▶ **Task directions**: Reproduce the records below in full and word for word, excluding pictures.

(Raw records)
— begin —

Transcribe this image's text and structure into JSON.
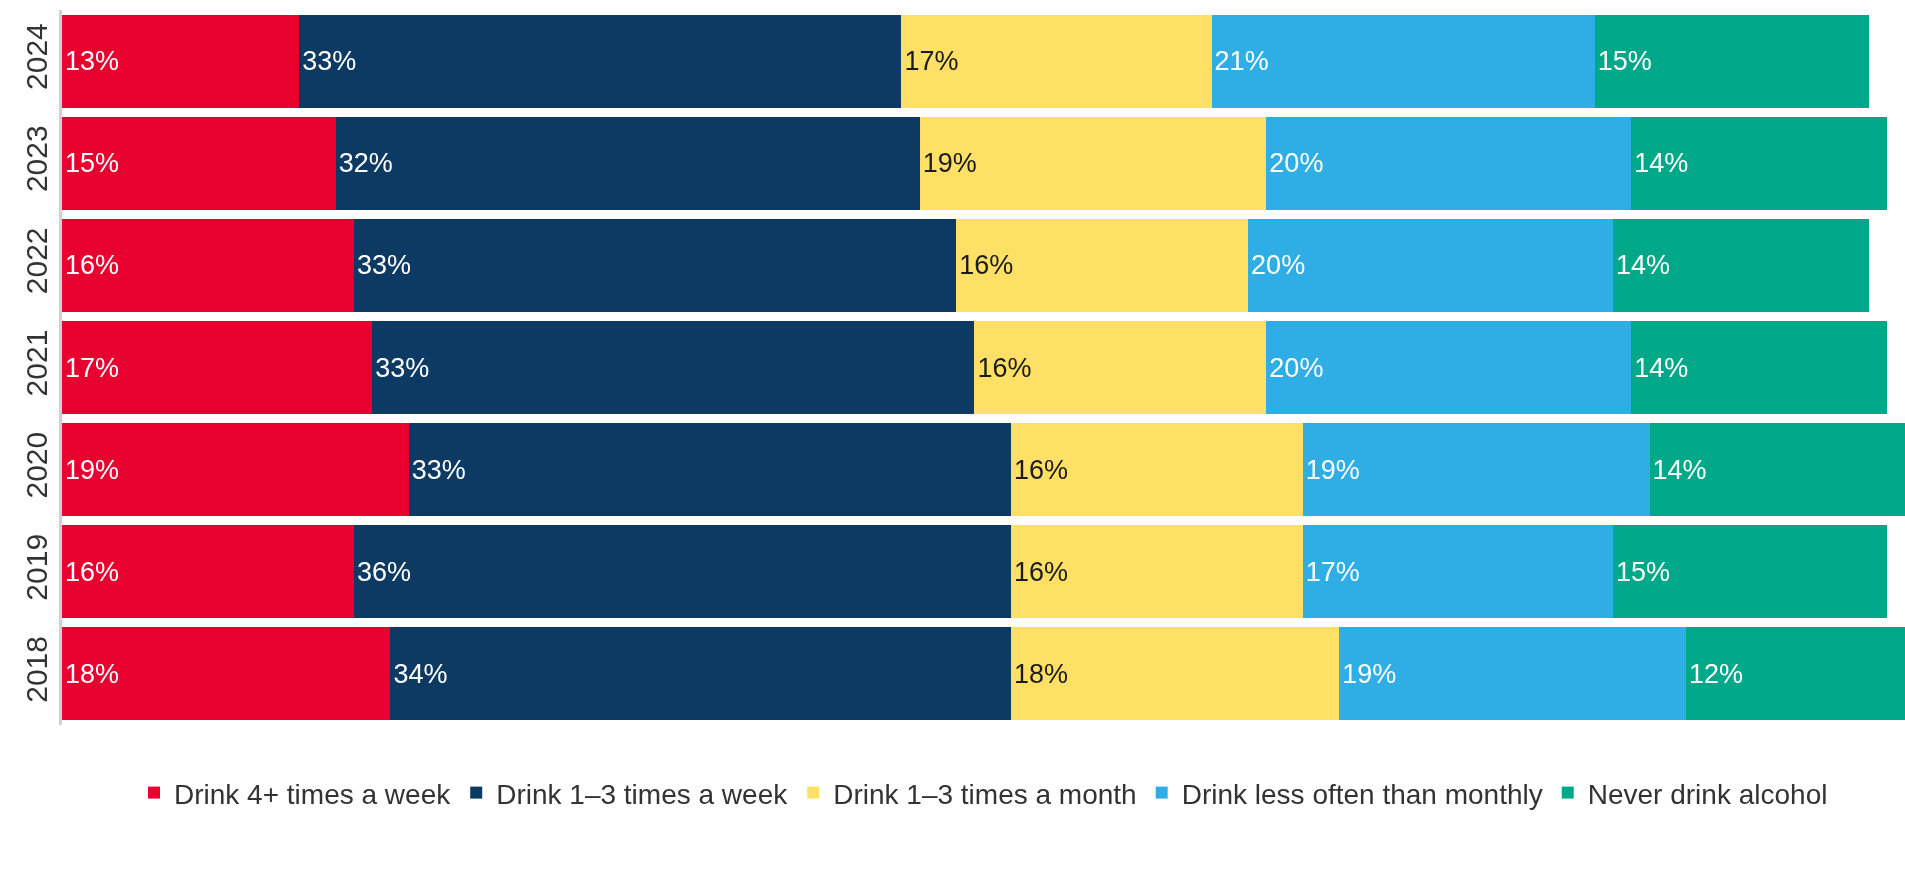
{
  "chart_data": {
    "type": "bar",
    "orientation": "horizontal",
    "stacked": true,
    "categories": [
      "2024",
      "2023",
      "2022",
      "2021",
      "2020",
      "2019",
      "2018"
    ],
    "xlim": [
      0,
      101
    ],
    "tick_labels": "y",
    "legend": "bottom",
    "series": [
      {
        "name": "Drink 4+ times a week",
        "color": "#e8002f",
        "values": [
          13,
          15,
          16,
          17,
          19,
          16,
          18
        ],
        "value_labels": [
          "13%",
          "15%",
          "16%",
          "17%",
          "19%",
          "16%",
          "18%"
        ]
      },
      {
        "name": "Drink 1–3 times a week",
        "color": "#0c3a63",
        "values": [
          33,
          32,
          33,
          33,
          33,
          36,
          34
        ],
        "value_labels": [
          "33%",
          "32%",
          "33%",
          "33%",
          "33%",
          "36%",
          "34%"
        ]
      },
      {
        "name": "Drink 1–3 times a month",
        "color": "#ffe066",
        "values": [
          17,
          19,
          16,
          16,
          16,
          16,
          18
        ],
        "value_labels": [
          "17%",
          "19%",
          "16%",
          "16%",
          "16%",
          "16%",
          "18%"
        ]
      },
      {
        "name": "Drink less often than monthly",
        "color": "#2eaee5",
        "values": [
          21,
          20,
          20,
          20,
          19,
          17,
          19
        ],
        "value_labels": [
          "21%",
          "20%",
          "20%",
          "20%",
          "19%",
          "17%",
          "19%"
        ]
      },
      {
        "name": "Never drink alcohol",
        "color": "#00a88a",
        "values": [
          15,
          14,
          14,
          14,
          14,
          15,
          12
        ],
        "value_labels": [
          "15%",
          "14%",
          "14%",
          "14%",
          "14%",
          "15%",
          "12%"
        ]
      }
    ]
  }
}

— end —

▶ **Written answer**:
Transcribe this image's text and structure into JSON.
{
  "chart_data": {
    "type": "bar",
    "orientation": "horizontal",
    "stacked": true,
    "categories": [
      "2024",
      "2023",
      "2022",
      "2021",
      "2020",
      "2019",
      "2018"
    ],
    "xlim": [
      0,
      101
    ],
    "tick_labels": "y",
    "legend": "bottom",
    "series": [
      {
        "name": "Drink 4+ times a week",
        "color": "#e8002f",
        "values": [
          13,
          15,
          16,
          17,
          19,
          16,
          18
        ],
        "value_labels": [
          "13%",
          "15%",
          "16%",
          "17%",
          "19%",
          "16%",
          "18%"
        ]
      },
      {
        "name": "Drink 1–3 times a week",
        "color": "#0c3a63",
        "values": [
          33,
          32,
          33,
          33,
          33,
          36,
          34
        ],
        "value_labels": [
          "33%",
          "32%",
          "33%",
          "33%",
          "33%",
          "36%",
          "34%"
        ]
      },
      {
        "name": "Drink 1–3 times a month",
        "color": "#ffe066",
        "values": [
          17,
          19,
          16,
          16,
          16,
          16,
          18
        ],
        "value_labels": [
          "17%",
          "19%",
          "16%",
          "16%",
          "16%",
          "16%",
          "18%"
        ]
      },
      {
        "name": "Drink less often than monthly",
        "color": "#2eaee5",
        "values": [
          21,
          20,
          20,
          20,
          19,
          17,
          19
        ],
        "value_labels": [
          "21%",
          "20%",
          "20%",
          "20%",
          "19%",
          "17%",
          "19%"
        ]
      },
      {
        "name": "Never drink alcohol",
        "color": "#00a88a",
        "values": [
          15,
          14,
          14,
          14,
          14,
          15,
          12
        ],
        "value_labels": [
          "15%",
          "14%",
          "14%",
          "14%",
          "14%",
          "15%",
          "12%"
        ]
      }
    ]
  }
}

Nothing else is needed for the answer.